Talvez nenhum escritor tenha sido mais feliz em decifrar os tantos segredos de sua Terra como Philip Milton Roth (1933-2018). O autor, voz ativa e lúcida no cenário cultural e artístico — há que se pontuar essa diferença — da América de seu tempo, percebeu com rara agudeza de espírito que alguma coisa não vai bem num país que preocupa-se demais com o que seus cidadãos fazem na cama com outros adultos, ao passo que a ameaça real estende seus tentáculos sobre a maior potência geopolítica do mundo sem ser incomodada. O escândalo Clinton-Lewinsky (sim, foi um escândalo) tirou o sono de republicanos e, claro, democratas, mas é uma diabrura de criança se comparado com o que viria depois, o pouco-caso com questões a exemplo de segurança interna, imigração e economia, que juntaram-se numa cumbuca apertada e acabaram por degringolar no Onze de Setembro. Bem a seu modo, desaboatadamente, Roth explica em “A Marca Humana” esse gosto por ser a palmatória do mundo que acomete os Estados Unidos. Junto com “Pastoral Americana” (1997) e “Casei com um Comunista” (2000), “A Marca Humana” compõe a aclamada Trilogia Americana, na qual o romancista esgrime sobre a onipresente crise de identidade nacional, racismo e a praga do politicamente correto. Em mais de quatro centenas de páginas, a pena de Roth vai muito além do que se poderia supor, numa narrativa tão fluida quanto perturbadora.

========================

**INSTRUÇÕES DO EXERCÍCIO**
Continue o texto sobre Philip Roth e “A Marca Humana” a partir da última frase apresentada.

**DADOS FORNECIDOS**

========================

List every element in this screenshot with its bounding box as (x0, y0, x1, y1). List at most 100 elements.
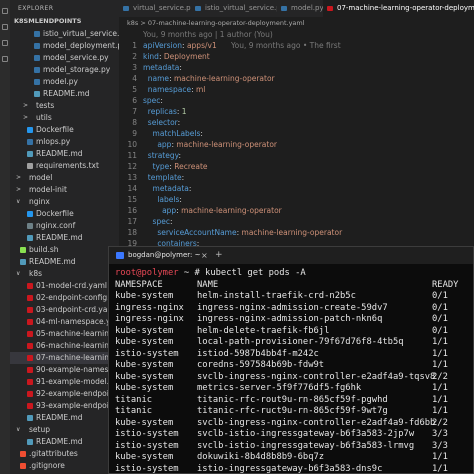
tab-label: virtual_service.py (133, 4, 191, 12)
explorer-sidebar: EXPLORER K8SMLENDPOINTS istio_virtual_se… (10, 0, 119, 474)
editor-tab[interactable]: istio_virtual_service.py (191, 0, 277, 17)
file-tree-item[interactable]: model_service.py (10, 52, 119, 64)
file-tree-item[interactable]: README.md (10, 232, 119, 244)
md-file-icon (34, 91, 40, 97)
file-tree-item[interactable]: 02-endpoint-config.crd.yaml (10, 292, 119, 304)
table-row-ready: 1/1 (432, 383, 448, 393)
file-tree-item[interactable]: 07-machine-learning-operator... (10, 352, 119, 364)
table-row-ns: ingress-nginx (115, 314, 184, 324)
file-tree-item[interactable]: .gitignore (10, 460, 119, 472)
file-tree-label: model (29, 173, 53, 182)
file-tree-label: model_storage.py (43, 65, 111, 74)
table-row: ingress-nginx ingress-nginx-admission-cre… (115, 303, 469, 315)
file-tree-item[interactable]: Dockerfile (10, 208, 119, 220)
file-tree-label: Dockerfile (36, 209, 74, 218)
file-tree-item[interactable]: > tests (10, 100, 119, 112)
yaml-key: replicas (147, 107, 177, 116)
py-file-icon (281, 6, 287, 11)
yaml-key: spec (152, 217, 170, 226)
file-tree-item[interactable]: ∨ nginx (10, 196, 119, 208)
file-tree-item[interactable]: 01-model-crd.yaml (10, 280, 119, 292)
file-tree-item[interactable]: > utils (10, 112, 119, 124)
md-file-icon (20, 259, 26, 265)
file-tree-item[interactable]: nginx.conf (10, 220, 119, 232)
docker-file-icon (27, 127, 33, 133)
code-editor[interactable]: You, 9 months ago | 1 author (You) 1 apiVe… (119, 29, 474, 254)
table-row: kube-system helm-delete-traefik-fb6jl 0/1 (115, 326, 469, 338)
table-row-name: ingress-nginx-admission-patch-nkn6q (197, 314, 383, 324)
yaml-key: app (162, 206, 177, 215)
table-row-name: titanic-rfc-ruct9u-rn-865cf59f-9wt7g (197, 406, 388, 416)
tab-label: istio_virtual_service.py (205, 4, 277, 12)
source-control-icon[interactable] (2, 40, 8, 46)
file-tree-item[interactable]: .gitattributes (10, 448, 119, 460)
file-tree-label: model.py (43, 77, 78, 86)
chevron-down-icon: ∨ (16, 426, 21, 433)
table-row-ns: kube-system (115, 452, 174, 462)
yaml-key: strategy (147, 151, 179, 160)
yaml-file-icon (27, 355, 33, 361)
file-tree-item[interactable]: README.md (10, 436, 119, 448)
editor-tab[interactable]: model.py (277, 0, 323, 17)
editor-tab[interactable]: 07-machine-learning-operator-deployment.… (323, 0, 474, 17)
file-tree-item[interactable]: requirements.txt (10, 160, 119, 172)
yaml-value: apps/v1 (186, 41, 217, 50)
chevron-down-icon: ∨ (16, 270, 21, 277)
table-row-ready: 0/1 (432, 302, 448, 313)
breadcrumb[interactable]: k8s > 07-machine-learning-operator-deplo… (119, 17, 474, 29)
file-tree-item[interactable]: 93-example-endpoint.yaml (10, 400, 119, 412)
file-tree-item[interactable]: 05-machine-learning-operator... (10, 328, 119, 340)
file-tree-item[interactable]: 90-example-namespace.yaml (10, 364, 119, 376)
file-tree-item[interactable]: ∨ k8s (10, 268, 119, 280)
new-tab-icon[interactable]: + (215, 247, 223, 264)
file-tree-item[interactable]: Dockerfile (10, 124, 119, 136)
table-row-name: helm-install-traefik-crd-n2b5c (197, 291, 356, 301)
file-tree-item[interactable]: > model-init (10, 184, 119, 196)
file-tree-label: 07-machine-learning-operator... (36, 353, 119, 362)
table-row-ns: ingress-nginx (115, 302, 184, 313)
file-tree-item[interactable]: 92-example-endpoint-config... (10, 388, 119, 400)
editor-tab[interactable]: virtual_service.py (119, 0, 191, 17)
file-tree-item[interactable]: model_storage.py (10, 64, 119, 76)
md-file-icon (27, 151, 33, 157)
search-icon[interactable] (2, 24, 8, 30)
table-row-ready: 1/1 (432, 452, 448, 462)
py-file-icon (34, 55, 40, 61)
file-tree-item[interactable]: istio_virtual_service.py (10, 28, 119, 40)
file-tree-item[interactable]: 03-endpoint-crd.yaml (10, 304, 119, 316)
table-row-ns: kube-system (115, 360, 174, 370)
yaml-file-icon (27, 331, 33, 337)
table-row-ready: 1/1 (432, 337, 448, 347)
file-tree-item[interactable]: build.sh (10, 244, 119, 256)
explorer-icon[interactable] (2, 8, 8, 14)
file-tree-label: model_service.py (43, 53, 109, 62)
table-row-ready: 2/2 (432, 417, 448, 428)
file-tree-label: README.md (29, 257, 76, 266)
workspace-root[interactable]: K8SMLENDPOINTS (14, 17, 81, 25)
file-tree-item[interactable]: README.md (10, 148, 119, 160)
file-tree-label: model-init (29, 185, 67, 194)
file-tree-item[interactable]: ∨ setup (10, 424, 119, 436)
file-tree-item[interactable]: 04-ml-namespace.yaml (10, 316, 119, 328)
py-file-icon (34, 31, 40, 37)
close-tab-icon[interactable]: × (201, 247, 208, 264)
table-row: istio-system istio-ingressgateway-b6f3a58… (115, 464, 469, 474)
command-text: kubectl get pods -A (205, 268, 306, 278)
file-tree-item[interactable]: model_deployment.py (10, 40, 119, 52)
terminal-window[interactable]: bogdan@polymer: ~ × + root@polymer ~ # k… (108, 246, 474, 474)
file-tree-item[interactable]: README.md (10, 256, 119, 268)
file-tree-item[interactable]: README.md (10, 88, 119, 100)
file-tree-label: istio_virtual_service.py (43, 29, 119, 38)
md-file-icon (27, 415, 33, 421)
file-tree-item[interactable]: README.md (10, 412, 119, 424)
table-row-name: istio-ingressgateway-b6f3a583-dns9c (197, 463, 383, 474)
yaml-value: 1 (181, 107, 187, 116)
extensions-icon[interactable] (2, 56, 8, 62)
yaml-value: Deployment (163, 52, 210, 61)
file-tree-item[interactable]: 06-machine-learning-operator... (10, 340, 119, 352)
terminal-output[interactable]: root@polymer ~ # kubectl get pods -A NAME… (109, 264, 473, 473)
file-tree-item[interactable]: > model (10, 172, 119, 184)
file-tree-item[interactable]: 91-example-model.yaml (10, 376, 119, 388)
file-tree-item[interactable]: model.py (10, 76, 119, 88)
file-tree-item[interactable]: mlops.py (10, 136, 119, 148)
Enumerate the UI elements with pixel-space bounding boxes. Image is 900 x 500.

========================

**RESPOSTA DO EXERCÍCIO**
Coleman Silk, ex-reitor da Universidade Atena e agora professor na instituição, estranha o absenteísmo de alguns estudantes. Os dias correm, ele ministra suas aulas de literatura clássica — Silk é um dos maiores conhecedores da “Ilíada”, o poema épico de Homero (928 a.C. – 898 a.C.) —, os tais alunos continuam sumidos, e então ele cai em desgraça. Ele pergunta à classe se conhece os “fantasmas” e para seu azar os ausentes são negros. O termo “spooks” do original refere-se tanto a espectros, almas penadas assombrações, como também pode serum jeito pejorativo de dirigir-se a pessoas de cor, como ainda se usa dizer nos Estados Unidos, e, claro, foi essa a conotação a que quiseram associar sua fala. Tem início uma caça às bruxas, liderada por uma certa Delphine Roux, também docente da Atena, que redunda na aposentadoria compulsória de Silk. Ele sabe que, aos 71 anos, sua vida acadêmica está encerrada e, não muito tempo depois, Iris, a esposa, morre de um derrame cerebral, decerto ocasionado pelo estresse da situação. Os filhos abandonam-no. O infeliz encharca-se em uísque enquanto ouve o jazz dos irmãos George (1898-1937) e Ira Gershwin (1896-1983), e Roth o bombardeia com um tal pessimismo que qualquer um supõe que não tarda para que dê cabo de sua vida. É aí que conhece Faunia Farley, uma faxineira da universidade trinta anos mais nova e semianalfabeta.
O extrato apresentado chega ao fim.